Text excerpt =
^^^^^^^^^^^^^^^^

CrossControl Advances Virtual Fencing and Object Detection
The company collaborated with Mälardalen University to increase the situational awareness of off-highway vehicles and improve operator response.
Industrial vehicles such as forklifts, cranes and tractors have come a long way in terms of applying technology, enhancing performance with improved operation and safety. With the advancements in computer vision, robotics and artificial intelligence (AI), these vehicles now are equipped with functionality that utilizes information to support and optimize performance. One of the key enablers of these advances is the integration of machine learning (ML) derived platforms and powerful computers, neural processing units and cameras integrated into the digital system.
System designers and OEMs can get started with AI and computer vision using just a standard Ethernet camera and a Cortex A35 dual- or quad-core next-generation display. Using the detection and recognition of objects, designers can implement and train neural networks to realize new solutions for process guidance, automation, augmented reality and operator awareness. For example, the dual-core CCpilot V700 from CrossControl can provide adequate detections for automating processes.
Adding an optional AI accelerator module, inserted into the mini PCIE slot, to the quad-core platform used by the CCpilot V1000 and CCpilot V1200 results in enhanced performance for advanced detections and processes. In either example, computer vision is implemented with enough computing headroom for additional UI features and other HMI solutions. The system does not require excessive power and generates very little heat. CrossControl is displaying some of these technologies for increased machine intelligence at the CONEXPO Show in Las Vegas.
Operators often are tasked with monitoring a camera stream for an event or state and reacting accordingly. For example, during grain harvests drivers watch a video feed of the grain bin and when it reaches capacity, they either call in a new grain truck or drive to a drop-off point to empty the onboard storage. With the base level of computer vision offered by a dual-core display, the unit can serve a message to the driver when the AI-inferred object detection recognizes that a state has been reached. Recognizing a state is among the simpler tasks that AI can perform on a video stream and requires significantly fewer computing resources than more complex image analysis.
In a configuration like this where the display also would be used for instrumentation, machine controls and other HMI systems, the average detections in CrossControl testing were more than 10 per second, meaning that the message to the operator, or a vehicle control being enabled, is served in less than 20 cm (7.9 inches) of vehicle movement (harvesters typically operate at speeds of 7-9 km/h, or 4-6 mph). For the ML process, it is not necessary to also render the video stream to the display, meaning that a dedicated camera monitor no longer is a necessity, and more screen space can be used for additional functions.
The video stream still can be opened in a windowed panel or full screen as required by an operator. The system also can activate the stream to be shown when the filling reaches a defined point, or an alternative-tasks trigger is reached to give the operator visual confirmation.
Advanced object detection
A more advanced version of this deployment employs a combination of the NXP i.MX 8QuadXPlus and quad-core Arm Cortex-A35 application processor. This setup offers exceptional graphical performance and utilizes the device’s internal mini PCIE port equipped with an AI acceleration module to deliver more than 45 detections per second even using advanced models trained to recognize more than 90 different classes of objects.
The greater performance of the larger CCpilot V1000 and V1200 displays allows for the system to be used for productivity, awareness and safety solutions. The higher rate of detections and application processor headroom can deliver simultaneous deployment of multiple applications. For example, task guidance with AI support, object detection within the video feed (to offer additional situational awareness to the driver), and general machine information, with all three applications shown concurrently on a single display.

^^^^^^^^^^^^^^^^

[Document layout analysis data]
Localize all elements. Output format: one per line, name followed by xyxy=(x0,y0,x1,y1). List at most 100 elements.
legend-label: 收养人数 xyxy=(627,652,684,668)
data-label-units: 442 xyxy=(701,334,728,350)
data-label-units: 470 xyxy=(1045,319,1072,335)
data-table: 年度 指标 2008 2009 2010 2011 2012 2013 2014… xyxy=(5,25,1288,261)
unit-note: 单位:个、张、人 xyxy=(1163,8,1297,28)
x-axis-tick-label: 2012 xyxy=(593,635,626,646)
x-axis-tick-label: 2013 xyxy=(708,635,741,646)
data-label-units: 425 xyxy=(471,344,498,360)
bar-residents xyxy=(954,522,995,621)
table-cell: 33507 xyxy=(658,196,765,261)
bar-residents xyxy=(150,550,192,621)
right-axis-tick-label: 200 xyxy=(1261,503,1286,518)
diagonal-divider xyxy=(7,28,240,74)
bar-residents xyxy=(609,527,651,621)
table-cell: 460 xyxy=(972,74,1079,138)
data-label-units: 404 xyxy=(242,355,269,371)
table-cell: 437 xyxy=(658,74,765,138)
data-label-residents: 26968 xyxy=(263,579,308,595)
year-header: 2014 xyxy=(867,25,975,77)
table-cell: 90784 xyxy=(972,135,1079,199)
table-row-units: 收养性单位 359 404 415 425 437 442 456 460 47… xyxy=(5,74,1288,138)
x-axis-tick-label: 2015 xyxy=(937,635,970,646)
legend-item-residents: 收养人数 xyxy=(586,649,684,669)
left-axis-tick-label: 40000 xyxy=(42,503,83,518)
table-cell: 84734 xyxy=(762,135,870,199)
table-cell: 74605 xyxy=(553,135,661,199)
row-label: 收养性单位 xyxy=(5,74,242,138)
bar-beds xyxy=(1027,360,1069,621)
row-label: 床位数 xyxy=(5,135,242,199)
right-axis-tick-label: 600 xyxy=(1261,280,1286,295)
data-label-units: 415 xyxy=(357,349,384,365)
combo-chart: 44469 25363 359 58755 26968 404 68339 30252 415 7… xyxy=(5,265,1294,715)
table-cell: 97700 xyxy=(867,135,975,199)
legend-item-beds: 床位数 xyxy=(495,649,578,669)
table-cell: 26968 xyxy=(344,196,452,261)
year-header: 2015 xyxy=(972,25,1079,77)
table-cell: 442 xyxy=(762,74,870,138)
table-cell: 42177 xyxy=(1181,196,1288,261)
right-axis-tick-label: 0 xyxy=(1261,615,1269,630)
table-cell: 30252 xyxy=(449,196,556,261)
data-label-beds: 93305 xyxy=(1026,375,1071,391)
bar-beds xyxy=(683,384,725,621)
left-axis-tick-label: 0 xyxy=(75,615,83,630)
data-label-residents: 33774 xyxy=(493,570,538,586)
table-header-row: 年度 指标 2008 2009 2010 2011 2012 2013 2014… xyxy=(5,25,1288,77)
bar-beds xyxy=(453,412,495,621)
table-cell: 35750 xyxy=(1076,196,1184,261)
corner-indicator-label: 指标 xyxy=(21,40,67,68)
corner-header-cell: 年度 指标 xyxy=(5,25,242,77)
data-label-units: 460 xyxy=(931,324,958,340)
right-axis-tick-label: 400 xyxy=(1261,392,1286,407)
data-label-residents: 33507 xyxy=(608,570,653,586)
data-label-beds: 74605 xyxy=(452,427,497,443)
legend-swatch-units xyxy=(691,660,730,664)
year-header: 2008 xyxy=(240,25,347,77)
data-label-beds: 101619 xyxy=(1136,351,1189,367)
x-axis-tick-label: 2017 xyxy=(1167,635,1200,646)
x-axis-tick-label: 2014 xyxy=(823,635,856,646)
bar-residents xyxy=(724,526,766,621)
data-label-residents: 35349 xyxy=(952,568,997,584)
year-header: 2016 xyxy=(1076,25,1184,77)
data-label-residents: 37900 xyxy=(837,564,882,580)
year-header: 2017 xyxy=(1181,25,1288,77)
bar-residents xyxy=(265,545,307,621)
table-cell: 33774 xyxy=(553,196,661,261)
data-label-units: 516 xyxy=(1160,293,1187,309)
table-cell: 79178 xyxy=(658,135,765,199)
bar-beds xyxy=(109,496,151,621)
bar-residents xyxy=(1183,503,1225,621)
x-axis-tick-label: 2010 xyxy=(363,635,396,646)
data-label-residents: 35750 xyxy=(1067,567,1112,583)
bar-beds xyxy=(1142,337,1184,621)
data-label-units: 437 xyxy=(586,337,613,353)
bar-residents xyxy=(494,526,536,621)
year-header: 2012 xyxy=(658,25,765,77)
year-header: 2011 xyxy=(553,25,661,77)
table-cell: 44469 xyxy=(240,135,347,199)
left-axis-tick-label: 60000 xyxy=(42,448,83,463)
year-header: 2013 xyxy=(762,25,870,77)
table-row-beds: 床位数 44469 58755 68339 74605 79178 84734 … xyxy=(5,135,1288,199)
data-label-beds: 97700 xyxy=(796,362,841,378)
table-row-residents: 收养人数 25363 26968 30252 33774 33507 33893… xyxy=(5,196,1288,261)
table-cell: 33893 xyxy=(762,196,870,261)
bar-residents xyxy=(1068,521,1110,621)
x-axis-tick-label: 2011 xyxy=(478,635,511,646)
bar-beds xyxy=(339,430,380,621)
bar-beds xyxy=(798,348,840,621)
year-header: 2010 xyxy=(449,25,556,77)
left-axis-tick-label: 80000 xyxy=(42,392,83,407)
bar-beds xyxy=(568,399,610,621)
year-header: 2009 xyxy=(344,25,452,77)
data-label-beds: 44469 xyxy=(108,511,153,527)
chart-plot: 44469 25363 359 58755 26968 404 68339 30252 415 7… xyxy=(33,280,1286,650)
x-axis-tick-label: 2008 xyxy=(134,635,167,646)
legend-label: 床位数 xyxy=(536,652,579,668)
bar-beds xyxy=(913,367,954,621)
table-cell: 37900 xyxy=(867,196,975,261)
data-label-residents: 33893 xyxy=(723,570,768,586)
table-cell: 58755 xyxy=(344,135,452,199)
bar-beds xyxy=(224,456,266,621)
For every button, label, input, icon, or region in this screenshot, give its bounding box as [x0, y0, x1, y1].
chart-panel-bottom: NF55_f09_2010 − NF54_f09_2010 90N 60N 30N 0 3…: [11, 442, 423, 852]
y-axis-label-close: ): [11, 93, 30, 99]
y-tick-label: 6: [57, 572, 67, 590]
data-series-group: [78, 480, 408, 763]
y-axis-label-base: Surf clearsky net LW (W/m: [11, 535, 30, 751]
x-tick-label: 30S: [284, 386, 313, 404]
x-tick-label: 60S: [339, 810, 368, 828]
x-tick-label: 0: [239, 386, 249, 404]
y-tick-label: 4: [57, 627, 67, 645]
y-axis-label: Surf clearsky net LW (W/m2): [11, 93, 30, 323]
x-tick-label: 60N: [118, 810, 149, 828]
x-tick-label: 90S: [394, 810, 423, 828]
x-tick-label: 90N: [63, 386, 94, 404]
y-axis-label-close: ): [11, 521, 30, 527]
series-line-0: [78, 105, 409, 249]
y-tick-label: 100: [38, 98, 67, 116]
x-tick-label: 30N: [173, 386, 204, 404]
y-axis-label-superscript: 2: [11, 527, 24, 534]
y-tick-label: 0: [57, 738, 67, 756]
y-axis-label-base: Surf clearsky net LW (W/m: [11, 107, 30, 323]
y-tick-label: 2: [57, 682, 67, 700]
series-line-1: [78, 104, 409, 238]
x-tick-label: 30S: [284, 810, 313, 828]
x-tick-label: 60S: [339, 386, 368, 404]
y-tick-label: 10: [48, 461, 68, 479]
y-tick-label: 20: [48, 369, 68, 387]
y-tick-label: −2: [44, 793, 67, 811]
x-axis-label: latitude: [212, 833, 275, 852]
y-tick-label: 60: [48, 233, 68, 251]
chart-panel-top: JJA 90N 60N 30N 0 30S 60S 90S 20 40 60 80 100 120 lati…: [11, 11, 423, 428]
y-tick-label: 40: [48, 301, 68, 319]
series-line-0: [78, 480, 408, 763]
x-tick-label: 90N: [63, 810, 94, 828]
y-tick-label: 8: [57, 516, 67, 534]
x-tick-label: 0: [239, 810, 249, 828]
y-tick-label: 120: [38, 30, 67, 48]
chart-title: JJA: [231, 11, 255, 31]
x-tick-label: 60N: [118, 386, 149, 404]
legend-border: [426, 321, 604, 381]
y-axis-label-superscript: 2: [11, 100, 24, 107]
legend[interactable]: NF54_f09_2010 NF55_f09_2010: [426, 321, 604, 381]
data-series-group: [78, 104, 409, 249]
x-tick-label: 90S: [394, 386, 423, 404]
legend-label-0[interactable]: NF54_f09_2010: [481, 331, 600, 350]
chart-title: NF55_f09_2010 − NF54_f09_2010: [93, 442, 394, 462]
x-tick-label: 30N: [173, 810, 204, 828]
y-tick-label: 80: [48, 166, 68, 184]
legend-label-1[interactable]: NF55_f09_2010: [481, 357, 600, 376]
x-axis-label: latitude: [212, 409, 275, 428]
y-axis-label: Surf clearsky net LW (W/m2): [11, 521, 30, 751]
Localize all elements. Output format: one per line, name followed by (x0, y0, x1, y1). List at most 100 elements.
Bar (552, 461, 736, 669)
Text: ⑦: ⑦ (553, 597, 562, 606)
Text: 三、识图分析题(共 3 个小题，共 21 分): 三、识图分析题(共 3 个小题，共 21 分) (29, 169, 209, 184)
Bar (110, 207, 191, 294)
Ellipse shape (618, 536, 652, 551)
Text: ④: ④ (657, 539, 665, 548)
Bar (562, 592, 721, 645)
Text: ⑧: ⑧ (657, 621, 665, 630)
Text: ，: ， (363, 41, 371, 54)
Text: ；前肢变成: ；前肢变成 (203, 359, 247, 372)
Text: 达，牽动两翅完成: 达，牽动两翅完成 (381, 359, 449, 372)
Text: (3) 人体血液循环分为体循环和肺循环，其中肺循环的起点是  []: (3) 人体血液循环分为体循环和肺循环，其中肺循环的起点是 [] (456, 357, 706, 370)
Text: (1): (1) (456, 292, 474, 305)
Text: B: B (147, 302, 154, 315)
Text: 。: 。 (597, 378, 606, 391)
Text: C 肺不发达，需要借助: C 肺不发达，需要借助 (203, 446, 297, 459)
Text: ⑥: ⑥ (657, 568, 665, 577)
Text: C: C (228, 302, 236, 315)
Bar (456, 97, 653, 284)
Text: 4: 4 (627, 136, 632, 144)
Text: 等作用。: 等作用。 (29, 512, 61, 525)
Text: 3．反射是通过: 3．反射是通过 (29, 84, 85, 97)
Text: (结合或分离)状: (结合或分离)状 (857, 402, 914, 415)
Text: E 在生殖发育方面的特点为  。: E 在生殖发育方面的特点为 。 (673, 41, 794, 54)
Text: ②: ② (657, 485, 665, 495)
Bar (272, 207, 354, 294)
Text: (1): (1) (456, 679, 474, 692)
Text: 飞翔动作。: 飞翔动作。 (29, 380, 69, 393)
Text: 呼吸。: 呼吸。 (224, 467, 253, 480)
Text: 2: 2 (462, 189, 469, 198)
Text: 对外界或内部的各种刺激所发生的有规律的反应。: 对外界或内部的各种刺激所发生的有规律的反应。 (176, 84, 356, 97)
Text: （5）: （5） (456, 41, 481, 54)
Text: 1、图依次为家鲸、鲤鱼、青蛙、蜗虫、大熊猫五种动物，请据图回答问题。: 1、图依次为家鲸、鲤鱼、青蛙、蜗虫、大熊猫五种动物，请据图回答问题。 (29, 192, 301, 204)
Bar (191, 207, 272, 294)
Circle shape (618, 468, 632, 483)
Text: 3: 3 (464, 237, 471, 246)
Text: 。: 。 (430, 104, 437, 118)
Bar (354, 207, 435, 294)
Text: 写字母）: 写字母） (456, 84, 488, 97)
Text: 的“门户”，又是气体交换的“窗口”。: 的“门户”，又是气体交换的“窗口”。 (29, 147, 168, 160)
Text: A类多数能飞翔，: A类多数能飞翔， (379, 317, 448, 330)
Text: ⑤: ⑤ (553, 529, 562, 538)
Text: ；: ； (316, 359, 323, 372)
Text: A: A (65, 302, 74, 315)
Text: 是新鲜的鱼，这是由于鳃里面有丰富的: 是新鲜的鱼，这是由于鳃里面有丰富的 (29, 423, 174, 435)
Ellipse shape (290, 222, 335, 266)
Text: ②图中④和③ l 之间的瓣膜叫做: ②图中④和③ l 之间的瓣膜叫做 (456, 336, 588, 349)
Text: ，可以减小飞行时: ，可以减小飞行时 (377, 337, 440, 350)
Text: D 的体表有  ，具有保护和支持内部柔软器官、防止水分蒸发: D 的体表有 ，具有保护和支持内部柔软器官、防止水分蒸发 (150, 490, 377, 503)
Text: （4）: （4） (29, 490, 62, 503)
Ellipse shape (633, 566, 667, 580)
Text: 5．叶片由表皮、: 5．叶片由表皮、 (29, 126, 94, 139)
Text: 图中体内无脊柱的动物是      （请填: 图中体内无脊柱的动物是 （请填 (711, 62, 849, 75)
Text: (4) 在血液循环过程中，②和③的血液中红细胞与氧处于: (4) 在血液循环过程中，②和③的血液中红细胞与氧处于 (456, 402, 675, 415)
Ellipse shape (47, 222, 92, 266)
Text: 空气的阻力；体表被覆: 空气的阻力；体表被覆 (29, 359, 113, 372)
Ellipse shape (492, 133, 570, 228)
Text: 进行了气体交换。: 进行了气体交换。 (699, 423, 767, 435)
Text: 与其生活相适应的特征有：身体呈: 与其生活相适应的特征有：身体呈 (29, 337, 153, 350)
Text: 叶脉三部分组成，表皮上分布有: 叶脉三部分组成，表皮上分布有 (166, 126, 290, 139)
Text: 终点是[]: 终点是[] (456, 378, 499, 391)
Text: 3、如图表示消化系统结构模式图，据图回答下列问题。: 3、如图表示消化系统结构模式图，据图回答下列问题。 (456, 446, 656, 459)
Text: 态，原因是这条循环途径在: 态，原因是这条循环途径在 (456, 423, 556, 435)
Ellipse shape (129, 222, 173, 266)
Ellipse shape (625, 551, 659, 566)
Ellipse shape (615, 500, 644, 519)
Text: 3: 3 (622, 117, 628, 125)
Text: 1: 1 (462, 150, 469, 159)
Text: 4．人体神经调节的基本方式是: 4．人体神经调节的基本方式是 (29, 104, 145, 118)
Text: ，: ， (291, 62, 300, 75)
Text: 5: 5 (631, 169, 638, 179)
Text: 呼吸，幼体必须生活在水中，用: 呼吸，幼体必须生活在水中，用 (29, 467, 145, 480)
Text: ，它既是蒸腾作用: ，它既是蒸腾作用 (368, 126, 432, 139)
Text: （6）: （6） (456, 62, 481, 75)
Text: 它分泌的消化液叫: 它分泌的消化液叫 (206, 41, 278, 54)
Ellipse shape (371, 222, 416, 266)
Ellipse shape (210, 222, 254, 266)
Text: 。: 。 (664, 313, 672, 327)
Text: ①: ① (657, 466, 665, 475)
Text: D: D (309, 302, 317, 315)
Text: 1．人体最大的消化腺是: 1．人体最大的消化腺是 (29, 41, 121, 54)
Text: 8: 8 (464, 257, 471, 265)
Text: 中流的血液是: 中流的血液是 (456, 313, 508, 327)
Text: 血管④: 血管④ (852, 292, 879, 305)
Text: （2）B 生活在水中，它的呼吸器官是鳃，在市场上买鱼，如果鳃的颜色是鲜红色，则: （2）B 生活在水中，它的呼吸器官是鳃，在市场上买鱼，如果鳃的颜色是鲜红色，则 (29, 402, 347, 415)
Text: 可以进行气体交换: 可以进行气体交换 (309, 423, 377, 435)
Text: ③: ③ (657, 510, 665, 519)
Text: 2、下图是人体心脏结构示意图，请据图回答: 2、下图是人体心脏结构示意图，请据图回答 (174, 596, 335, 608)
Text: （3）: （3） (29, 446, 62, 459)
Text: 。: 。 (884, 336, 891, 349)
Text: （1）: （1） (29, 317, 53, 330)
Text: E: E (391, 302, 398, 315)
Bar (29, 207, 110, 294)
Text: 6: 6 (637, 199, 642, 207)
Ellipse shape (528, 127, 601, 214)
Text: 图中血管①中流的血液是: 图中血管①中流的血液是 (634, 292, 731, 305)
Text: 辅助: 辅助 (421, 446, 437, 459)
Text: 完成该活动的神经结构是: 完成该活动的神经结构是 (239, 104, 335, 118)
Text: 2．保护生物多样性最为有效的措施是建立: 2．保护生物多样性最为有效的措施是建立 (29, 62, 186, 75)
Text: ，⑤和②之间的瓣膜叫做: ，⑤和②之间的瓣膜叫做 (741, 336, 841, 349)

^^^^^^^^^^^^^^^^

Required work =
1. In the article on CrossControl's object detection work, how many detections per second did CrossControl testing average for the dual-core display configuration?
2. From the article on CrossControl's object detection work, extract the passage starting with "Operators often are" and going on through "complex image analysis.".
This data plays no part in the work here.

Responses to the exercise =
1. More than 10 per second.

2.
Operators often are tasked with monitoring a camera stream for an event or state and reacting accordingly. For example, during grain harvests drivers watch a video feed of the grain bin and when it reaches capacity, they either call in a new grain truck or drive to a drop-off point to empty the onboard storage. With the base level of computer vision offered by a dual-core display, the unit can serve a message to the driver when the AI-inferred object detection recognizes that a state has been reached. Recognizing a state is among the simpler tasks that AI can perform on a video stream and requires significantly fewer computing resources than more complex image analysis.